DIRECTION> Filter the records for lines holding the string "Observation".

DATA PROVIDED>

• • •

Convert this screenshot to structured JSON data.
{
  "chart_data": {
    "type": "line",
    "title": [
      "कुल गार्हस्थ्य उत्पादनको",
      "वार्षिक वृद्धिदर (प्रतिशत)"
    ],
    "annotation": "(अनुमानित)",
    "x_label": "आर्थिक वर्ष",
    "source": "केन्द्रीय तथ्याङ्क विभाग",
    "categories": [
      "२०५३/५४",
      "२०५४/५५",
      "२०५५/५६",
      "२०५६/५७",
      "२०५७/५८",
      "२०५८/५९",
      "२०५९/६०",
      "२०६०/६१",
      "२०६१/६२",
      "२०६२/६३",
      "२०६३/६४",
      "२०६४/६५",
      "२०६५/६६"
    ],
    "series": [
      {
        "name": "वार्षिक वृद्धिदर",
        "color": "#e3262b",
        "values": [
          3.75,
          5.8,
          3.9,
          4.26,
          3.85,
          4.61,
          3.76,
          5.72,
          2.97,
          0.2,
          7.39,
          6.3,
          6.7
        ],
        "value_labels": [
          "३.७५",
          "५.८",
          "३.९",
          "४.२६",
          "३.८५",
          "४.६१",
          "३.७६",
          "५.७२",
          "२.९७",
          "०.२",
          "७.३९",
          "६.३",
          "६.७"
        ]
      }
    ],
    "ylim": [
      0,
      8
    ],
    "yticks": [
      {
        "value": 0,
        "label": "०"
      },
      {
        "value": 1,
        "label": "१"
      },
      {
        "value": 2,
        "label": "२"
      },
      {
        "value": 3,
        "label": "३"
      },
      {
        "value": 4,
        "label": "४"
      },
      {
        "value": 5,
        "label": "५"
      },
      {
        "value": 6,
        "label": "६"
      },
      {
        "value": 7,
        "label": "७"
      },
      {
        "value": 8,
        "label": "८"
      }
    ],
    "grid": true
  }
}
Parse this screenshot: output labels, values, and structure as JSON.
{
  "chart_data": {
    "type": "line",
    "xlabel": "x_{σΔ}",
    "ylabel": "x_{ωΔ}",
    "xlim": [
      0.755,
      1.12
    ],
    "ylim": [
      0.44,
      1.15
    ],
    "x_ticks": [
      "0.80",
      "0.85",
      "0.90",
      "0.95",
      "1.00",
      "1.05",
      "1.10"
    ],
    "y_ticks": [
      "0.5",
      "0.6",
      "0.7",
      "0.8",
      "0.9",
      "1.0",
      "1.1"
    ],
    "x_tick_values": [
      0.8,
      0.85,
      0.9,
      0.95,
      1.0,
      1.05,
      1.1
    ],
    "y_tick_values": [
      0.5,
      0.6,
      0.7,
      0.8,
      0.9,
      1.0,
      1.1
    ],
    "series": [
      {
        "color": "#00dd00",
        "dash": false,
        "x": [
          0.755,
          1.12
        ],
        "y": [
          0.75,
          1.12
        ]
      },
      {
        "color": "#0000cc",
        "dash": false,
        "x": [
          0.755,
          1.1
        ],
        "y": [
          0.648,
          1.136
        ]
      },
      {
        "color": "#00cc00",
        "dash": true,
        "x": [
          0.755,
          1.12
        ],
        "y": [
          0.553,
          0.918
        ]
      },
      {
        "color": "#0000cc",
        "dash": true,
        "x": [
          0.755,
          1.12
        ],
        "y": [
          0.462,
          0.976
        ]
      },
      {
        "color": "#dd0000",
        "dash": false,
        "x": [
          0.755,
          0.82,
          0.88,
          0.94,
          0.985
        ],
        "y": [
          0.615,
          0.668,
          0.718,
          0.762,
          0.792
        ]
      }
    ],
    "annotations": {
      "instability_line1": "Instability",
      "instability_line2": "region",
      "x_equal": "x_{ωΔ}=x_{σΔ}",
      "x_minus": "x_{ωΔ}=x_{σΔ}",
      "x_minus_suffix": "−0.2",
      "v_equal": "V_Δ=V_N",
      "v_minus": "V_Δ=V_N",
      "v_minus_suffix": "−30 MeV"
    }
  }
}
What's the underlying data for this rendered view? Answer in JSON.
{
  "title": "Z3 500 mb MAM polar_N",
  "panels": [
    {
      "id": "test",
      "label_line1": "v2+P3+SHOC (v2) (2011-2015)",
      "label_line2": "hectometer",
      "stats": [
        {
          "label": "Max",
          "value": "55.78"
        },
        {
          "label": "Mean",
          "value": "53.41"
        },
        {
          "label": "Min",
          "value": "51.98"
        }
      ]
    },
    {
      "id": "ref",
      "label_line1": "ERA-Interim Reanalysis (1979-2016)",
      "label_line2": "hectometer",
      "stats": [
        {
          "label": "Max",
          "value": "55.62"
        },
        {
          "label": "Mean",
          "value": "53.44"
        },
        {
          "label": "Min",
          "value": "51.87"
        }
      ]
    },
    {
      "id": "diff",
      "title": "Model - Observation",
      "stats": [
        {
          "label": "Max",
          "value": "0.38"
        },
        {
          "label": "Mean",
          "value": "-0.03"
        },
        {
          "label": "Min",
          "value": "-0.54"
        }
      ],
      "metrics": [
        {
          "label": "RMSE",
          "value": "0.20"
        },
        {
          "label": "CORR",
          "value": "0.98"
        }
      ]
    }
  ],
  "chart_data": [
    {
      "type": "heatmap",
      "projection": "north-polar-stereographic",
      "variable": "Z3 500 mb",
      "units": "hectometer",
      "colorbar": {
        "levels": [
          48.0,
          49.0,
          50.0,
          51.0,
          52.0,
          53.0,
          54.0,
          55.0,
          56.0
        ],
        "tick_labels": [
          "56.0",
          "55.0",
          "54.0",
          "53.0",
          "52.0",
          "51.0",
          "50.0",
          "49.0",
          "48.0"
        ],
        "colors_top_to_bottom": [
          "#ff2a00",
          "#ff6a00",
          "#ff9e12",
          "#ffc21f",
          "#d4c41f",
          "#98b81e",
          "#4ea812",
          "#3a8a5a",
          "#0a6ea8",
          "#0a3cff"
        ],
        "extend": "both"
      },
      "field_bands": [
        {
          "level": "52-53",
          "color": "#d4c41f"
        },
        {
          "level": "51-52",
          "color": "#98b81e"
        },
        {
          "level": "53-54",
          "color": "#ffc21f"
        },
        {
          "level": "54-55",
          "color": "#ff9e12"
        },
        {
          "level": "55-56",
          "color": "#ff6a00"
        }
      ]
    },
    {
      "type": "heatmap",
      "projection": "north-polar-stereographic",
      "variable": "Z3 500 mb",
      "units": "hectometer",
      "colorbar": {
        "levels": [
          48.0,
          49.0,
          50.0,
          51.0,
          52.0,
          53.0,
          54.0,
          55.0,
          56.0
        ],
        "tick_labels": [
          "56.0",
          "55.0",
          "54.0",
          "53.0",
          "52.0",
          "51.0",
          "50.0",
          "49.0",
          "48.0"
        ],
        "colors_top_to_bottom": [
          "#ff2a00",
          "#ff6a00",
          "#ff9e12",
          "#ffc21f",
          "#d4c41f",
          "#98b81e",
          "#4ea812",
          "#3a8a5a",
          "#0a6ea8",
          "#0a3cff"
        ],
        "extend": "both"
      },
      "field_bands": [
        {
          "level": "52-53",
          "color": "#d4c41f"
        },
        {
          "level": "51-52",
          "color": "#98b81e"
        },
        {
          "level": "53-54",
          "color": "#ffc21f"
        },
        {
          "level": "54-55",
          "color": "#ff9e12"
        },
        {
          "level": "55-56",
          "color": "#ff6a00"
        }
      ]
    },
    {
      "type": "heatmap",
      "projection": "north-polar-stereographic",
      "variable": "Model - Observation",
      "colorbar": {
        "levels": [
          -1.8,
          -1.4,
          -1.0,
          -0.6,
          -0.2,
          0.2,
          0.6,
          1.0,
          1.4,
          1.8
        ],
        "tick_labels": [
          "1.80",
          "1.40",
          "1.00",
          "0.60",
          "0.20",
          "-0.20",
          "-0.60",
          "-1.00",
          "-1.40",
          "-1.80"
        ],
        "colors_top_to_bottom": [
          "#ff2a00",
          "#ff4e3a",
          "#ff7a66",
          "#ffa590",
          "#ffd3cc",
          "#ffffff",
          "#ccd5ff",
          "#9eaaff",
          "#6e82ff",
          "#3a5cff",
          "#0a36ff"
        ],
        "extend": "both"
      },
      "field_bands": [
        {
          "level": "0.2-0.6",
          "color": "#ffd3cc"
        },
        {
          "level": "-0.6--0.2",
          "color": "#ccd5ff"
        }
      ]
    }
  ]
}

• • •

CORRECT RESULT>
      "title": "Model - Observation",
      "variable": "Model - Observation",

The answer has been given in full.